**DIRECTION**
Leaving out the pictures, please retype each record exactly.
begin
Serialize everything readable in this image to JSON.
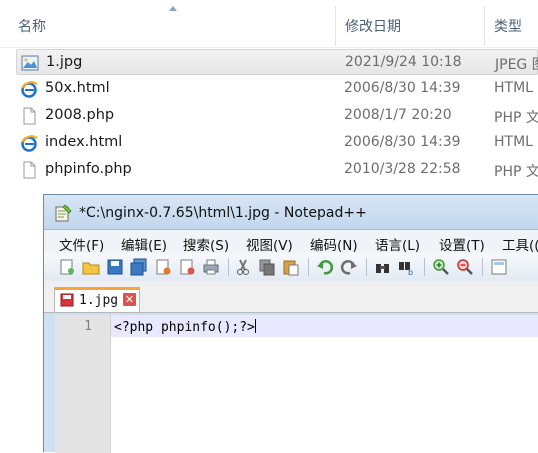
{
  "explorer": {
    "columns": {
      "name": "名称",
      "modified": "修改日期",
      "type": "类型"
    },
    "files": [
      {
        "name": "1.jpg",
        "date": "2021/9/24 10:18",
        "type": "JPEG 图",
        "icon": "jpeg-image-icon",
        "selected": true
      },
      {
        "name": "50x.html",
        "date": "2006/8/30 14:39",
        "type": "HTML",
        "icon": "ie-html-icon",
        "selected": false
      },
      {
        "name": "2008.php",
        "date": "2008/1/7 20:20",
        "type": "PHP 文",
        "icon": "blank-file-icon",
        "selected": false
      },
      {
        "name": "index.html",
        "date": "2006/8/30 14:39",
        "type": "HTML",
        "icon": "ie-html-icon",
        "selected": false
      },
      {
        "name": "phpinfo.php",
        "date": "2010/3/28 22:58",
        "type": "PHP 文",
        "icon": "blank-file-icon",
        "selected": false
      }
    ]
  },
  "notepad": {
    "title": "*C:\\nginx-0.7.65\\html\\1.jpg - Notepad++",
    "menu": [
      "文件(F)",
      "编辑(E)",
      "搜索(S)",
      "视图(V)",
      "编码(N)",
      "语言(L)",
      "设置(T)",
      "工具(("
    ],
    "toolbar_icons": [
      "new-file-icon",
      "open-file-icon",
      "save-icon",
      "save-all-icon",
      "close-icon",
      "close-all-icon",
      "print-icon",
      "cut-icon",
      "copy-icon",
      "paste-icon",
      "undo-icon",
      "redo-icon",
      "find-icon",
      "replace-icon",
      "zoom-in-icon",
      "zoom-out-icon",
      "sync-icon"
    ],
    "tab": {
      "label": "1.jpg",
      "close": "✕"
    },
    "editor": {
      "line_number": "1",
      "code": "<?php phpinfo();?>"
    },
    "colors": {
      "tab_accent": "#f3a640",
      "current_line": "#e8e8ff",
      "gutter": "#e4e4e4"
    }
  }
}
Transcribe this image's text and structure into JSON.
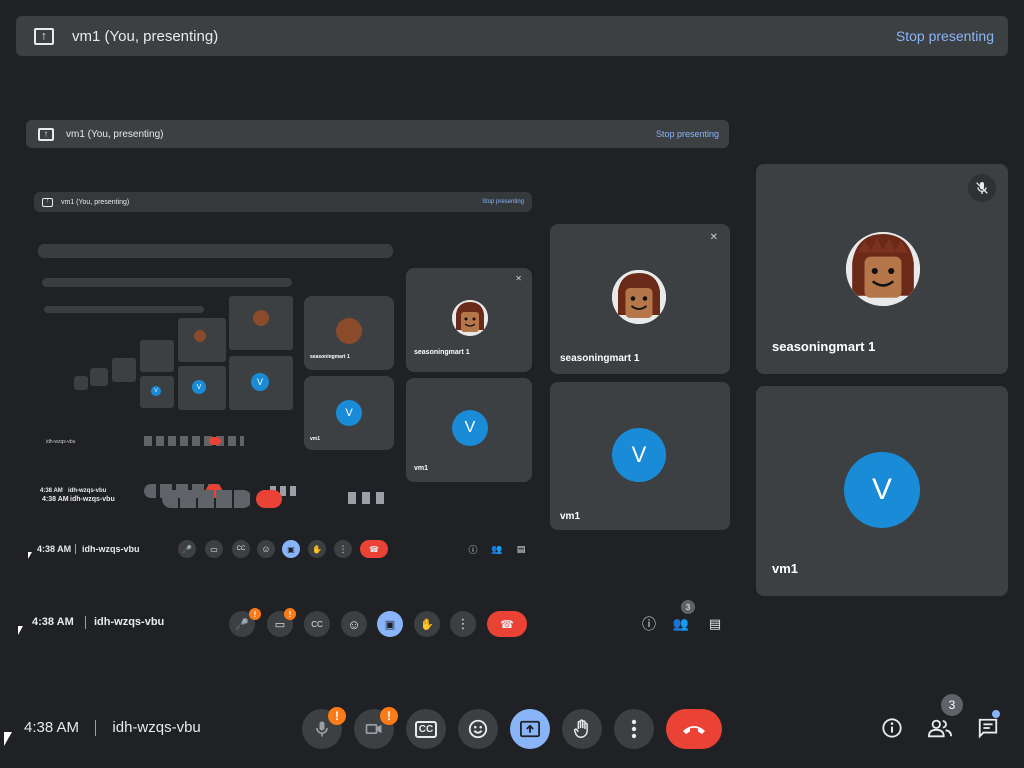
end
**SOLUTION BELOW**
Serialize everything readable in this image to JSON.
{
  "explorer": {
    "columns": {
      "name": "名称",
      "modified": "修改日期",
      "type": "类型"
    },
    "files": [
      {
        "name": "1.jpg",
        "date": "2021/9/24 10:18",
        "type": "JPEG 图",
        "icon": "jpeg-image-icon",
        "selected": true
      },
      {
        "name": "50x.html",
        "date": "2006/8/30 14:39",
        "type": "HTML",
        "icon": "ie-html-icon",
        "selected": false
      },
      {
        "name": "2008.php",
        "date": "2008/1/7 20:20",
        "type": "PHP 文",
        "icon": "blank-file-icon",
        "selected": false
      },
      {
        "name": "index.html",
        "date": "2006/8/30 14:39",
        "type": "HTML",
        "icon": "ie-html-icon",
        "selected": false
      },
      {
        "name": "phpinfo.php",
        "date": "2010/3/28 22:58",
        "type": "PHP 文",
        "icon": "blank-file-icon",
        "selected": false
      }
    ]
  },
  "notepad": {
    "title": "*C:\\nginx-0.7.65\\html\\1.jpg - Notepad++",
    "menu": [
      "文件(F)",
      "编辑(E)",
      "搜索(S)",
      "视图(V)",
      "编码(N)",
      "语言(L)",
      "设置(T)",
      "工具(("
    ],
    "toolbar_icons": [
      "new-file-icon",
      "open-file-icon",
      "save-icon",
      "save-all-icon",
      "close-icon",
      "close-all-icon",
      "print-icon",
      "cut-icon",
      "copy-icon",
      "paste-icon",
      "undo-icon",
      "redo-icon",
      "find-icon",
      "replace-icon",
      "zoom-in-icon",
      "zoom-out-icon",
      "sync-icon"
    ],
    "tab": {
      "label": "1.jpg",
      "close": "✕"
    },
    "editor": {
      "line_number": "1",
      "code": "<?php phpinfo();?>"
    },
    "colors": {
      "tab_accent": "#f3a640",
      "current_line": "#e8e8ff",
      "gutter": "#e4e4e4"
    }
  }
}
Transcribe this image's text and structure into JSON.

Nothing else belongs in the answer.